─── Data provided
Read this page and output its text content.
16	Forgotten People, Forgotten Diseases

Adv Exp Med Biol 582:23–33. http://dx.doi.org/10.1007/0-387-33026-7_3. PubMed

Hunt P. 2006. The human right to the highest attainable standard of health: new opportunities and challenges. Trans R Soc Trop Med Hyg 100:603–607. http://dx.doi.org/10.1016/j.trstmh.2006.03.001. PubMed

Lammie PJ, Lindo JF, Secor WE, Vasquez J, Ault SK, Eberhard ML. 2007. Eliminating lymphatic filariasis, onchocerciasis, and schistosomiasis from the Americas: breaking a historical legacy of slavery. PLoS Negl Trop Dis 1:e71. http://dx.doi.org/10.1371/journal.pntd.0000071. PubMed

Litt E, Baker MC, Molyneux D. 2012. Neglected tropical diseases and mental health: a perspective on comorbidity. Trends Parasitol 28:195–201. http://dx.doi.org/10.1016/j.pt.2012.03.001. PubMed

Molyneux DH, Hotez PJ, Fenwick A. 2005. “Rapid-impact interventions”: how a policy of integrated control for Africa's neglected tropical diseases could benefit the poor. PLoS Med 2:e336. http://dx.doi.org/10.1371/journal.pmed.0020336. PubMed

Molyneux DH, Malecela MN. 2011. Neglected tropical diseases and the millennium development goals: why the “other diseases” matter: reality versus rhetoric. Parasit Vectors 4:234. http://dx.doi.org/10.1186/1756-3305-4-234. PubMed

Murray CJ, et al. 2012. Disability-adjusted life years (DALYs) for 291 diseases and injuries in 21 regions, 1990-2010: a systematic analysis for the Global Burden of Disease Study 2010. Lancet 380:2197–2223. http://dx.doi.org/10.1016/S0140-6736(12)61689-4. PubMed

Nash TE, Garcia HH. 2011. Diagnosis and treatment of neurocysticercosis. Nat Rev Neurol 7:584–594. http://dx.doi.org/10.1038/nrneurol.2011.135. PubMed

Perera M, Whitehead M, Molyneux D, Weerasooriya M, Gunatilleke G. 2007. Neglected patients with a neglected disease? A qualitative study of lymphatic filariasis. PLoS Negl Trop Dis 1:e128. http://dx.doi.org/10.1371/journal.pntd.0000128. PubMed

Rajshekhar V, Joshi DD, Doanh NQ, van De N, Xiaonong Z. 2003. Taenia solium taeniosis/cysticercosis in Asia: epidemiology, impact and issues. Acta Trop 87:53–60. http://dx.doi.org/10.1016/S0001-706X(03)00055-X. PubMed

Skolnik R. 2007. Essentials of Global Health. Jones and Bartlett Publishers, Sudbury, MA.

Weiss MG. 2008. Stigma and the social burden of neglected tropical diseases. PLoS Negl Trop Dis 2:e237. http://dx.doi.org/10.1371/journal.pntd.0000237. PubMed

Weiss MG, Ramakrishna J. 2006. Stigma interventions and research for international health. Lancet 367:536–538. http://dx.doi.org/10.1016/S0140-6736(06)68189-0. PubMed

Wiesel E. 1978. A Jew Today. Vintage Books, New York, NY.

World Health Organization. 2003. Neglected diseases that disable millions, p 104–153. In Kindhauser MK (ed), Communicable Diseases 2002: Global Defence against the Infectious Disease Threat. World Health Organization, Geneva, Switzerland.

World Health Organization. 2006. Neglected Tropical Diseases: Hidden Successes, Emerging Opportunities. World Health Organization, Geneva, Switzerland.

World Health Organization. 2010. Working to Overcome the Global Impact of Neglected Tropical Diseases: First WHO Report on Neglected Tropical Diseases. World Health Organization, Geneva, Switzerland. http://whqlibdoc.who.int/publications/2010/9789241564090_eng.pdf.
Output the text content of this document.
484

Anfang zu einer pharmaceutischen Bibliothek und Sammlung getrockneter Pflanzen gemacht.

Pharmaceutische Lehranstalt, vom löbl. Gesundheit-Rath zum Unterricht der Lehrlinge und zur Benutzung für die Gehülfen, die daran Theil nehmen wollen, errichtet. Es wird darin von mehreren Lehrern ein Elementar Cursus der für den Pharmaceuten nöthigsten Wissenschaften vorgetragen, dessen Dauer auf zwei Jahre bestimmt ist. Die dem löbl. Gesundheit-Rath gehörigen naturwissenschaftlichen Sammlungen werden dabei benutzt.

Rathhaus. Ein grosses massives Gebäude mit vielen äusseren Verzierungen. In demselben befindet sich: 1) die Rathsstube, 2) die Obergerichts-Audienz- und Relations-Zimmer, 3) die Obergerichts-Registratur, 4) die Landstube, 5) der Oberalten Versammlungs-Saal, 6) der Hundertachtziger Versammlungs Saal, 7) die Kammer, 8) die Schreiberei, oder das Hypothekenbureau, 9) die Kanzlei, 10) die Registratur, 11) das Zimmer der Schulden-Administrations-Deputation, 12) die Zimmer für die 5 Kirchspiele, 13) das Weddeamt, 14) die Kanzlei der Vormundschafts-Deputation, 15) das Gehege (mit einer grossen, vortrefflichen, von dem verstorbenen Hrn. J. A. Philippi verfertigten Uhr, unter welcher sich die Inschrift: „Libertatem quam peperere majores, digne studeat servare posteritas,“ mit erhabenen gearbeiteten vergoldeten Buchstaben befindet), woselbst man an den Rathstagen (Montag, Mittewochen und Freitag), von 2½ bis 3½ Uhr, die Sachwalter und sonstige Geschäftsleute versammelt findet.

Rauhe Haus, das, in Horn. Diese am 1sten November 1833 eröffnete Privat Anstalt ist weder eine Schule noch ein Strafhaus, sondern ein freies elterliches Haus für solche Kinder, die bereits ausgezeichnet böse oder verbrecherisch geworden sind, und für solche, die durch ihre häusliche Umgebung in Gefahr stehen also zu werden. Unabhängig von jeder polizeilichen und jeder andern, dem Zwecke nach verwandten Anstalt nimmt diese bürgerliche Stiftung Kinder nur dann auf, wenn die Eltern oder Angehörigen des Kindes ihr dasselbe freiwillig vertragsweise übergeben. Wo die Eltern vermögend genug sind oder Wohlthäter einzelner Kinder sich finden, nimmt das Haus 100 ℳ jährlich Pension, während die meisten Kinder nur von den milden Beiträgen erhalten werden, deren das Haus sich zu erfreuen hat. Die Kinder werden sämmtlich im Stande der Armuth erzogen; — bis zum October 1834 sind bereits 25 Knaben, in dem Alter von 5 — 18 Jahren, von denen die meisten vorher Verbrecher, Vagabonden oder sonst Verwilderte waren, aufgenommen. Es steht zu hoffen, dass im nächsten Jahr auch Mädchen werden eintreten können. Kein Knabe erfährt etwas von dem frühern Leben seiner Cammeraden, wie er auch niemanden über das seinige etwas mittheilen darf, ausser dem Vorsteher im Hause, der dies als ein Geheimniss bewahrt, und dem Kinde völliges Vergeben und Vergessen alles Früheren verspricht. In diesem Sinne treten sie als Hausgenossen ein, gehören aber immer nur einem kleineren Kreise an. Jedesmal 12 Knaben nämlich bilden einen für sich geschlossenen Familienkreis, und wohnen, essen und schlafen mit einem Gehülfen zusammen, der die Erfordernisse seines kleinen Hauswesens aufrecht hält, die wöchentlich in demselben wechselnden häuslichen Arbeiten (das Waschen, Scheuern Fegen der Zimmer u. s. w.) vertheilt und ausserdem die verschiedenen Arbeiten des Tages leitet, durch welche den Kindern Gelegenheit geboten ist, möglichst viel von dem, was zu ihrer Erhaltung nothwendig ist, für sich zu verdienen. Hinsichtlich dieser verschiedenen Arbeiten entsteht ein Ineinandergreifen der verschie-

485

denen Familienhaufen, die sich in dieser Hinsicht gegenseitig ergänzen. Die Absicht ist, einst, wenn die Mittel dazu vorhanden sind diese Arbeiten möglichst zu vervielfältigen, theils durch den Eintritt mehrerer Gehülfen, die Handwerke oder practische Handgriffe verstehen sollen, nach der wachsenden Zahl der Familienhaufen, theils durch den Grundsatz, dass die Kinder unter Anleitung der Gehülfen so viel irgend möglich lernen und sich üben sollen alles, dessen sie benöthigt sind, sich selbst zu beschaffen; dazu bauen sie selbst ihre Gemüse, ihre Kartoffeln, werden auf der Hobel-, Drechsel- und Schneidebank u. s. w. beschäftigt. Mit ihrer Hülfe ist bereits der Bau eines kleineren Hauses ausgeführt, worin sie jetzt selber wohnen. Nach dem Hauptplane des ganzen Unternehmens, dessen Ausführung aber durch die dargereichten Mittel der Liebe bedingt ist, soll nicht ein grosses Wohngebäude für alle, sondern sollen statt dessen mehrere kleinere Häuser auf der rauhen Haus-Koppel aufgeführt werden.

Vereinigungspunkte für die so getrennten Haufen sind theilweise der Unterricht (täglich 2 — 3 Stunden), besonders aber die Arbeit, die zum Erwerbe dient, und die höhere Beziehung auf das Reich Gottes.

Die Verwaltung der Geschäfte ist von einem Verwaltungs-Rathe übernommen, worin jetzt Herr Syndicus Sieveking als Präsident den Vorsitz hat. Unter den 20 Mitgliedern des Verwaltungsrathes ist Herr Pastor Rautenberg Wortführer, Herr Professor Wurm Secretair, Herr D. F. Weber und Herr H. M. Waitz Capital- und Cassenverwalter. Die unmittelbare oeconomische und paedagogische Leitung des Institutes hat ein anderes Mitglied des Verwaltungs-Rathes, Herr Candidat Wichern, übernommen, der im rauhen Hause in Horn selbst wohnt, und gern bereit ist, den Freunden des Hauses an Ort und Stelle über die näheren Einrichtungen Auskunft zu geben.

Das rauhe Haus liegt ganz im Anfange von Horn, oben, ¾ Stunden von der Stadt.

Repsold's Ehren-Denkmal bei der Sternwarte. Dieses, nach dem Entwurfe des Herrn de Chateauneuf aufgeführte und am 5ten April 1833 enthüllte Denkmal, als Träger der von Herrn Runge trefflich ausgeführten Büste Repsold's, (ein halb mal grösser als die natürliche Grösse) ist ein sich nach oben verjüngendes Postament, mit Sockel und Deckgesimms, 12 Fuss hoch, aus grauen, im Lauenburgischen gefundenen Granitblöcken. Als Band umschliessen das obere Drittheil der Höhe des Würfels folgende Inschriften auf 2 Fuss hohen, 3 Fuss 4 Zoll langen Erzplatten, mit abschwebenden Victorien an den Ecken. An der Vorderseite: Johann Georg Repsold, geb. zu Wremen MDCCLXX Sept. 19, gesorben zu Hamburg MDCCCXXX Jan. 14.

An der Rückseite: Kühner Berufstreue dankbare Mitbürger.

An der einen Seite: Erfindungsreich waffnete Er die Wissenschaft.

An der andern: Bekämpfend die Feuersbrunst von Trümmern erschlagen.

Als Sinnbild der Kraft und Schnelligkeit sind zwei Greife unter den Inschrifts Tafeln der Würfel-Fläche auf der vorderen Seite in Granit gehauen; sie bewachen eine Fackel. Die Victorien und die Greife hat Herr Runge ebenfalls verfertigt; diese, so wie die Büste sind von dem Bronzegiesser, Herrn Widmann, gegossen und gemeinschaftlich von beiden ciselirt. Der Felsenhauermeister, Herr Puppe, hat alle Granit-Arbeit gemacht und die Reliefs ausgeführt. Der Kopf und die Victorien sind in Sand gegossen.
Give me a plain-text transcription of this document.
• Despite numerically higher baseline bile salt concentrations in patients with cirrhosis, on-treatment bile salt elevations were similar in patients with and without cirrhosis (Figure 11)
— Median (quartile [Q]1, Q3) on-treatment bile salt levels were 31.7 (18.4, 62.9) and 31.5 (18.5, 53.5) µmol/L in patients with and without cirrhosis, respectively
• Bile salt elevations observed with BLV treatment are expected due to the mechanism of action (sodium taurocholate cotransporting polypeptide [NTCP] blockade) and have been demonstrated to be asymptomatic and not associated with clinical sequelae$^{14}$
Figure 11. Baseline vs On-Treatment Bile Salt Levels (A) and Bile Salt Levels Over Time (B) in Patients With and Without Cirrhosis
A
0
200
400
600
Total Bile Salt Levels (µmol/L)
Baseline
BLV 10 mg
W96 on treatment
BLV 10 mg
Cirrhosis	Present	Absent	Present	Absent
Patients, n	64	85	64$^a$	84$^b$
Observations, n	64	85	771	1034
──────
▸ **Task description**
Of the records above, copy each line that includes "Figure".

▸ **Response area**
• Despite numerically higher baseline bile salt concentrations in patients with cirrhosis, on-treatment bile salt elevations were similar in patients with and without cirrhosis (Figure 11)
Figure 11. Baseline vs On-Treatment Bile Salt Levels (A) and Bile Salt Levels Over Time (B) in Patients With and Without Cirrhosis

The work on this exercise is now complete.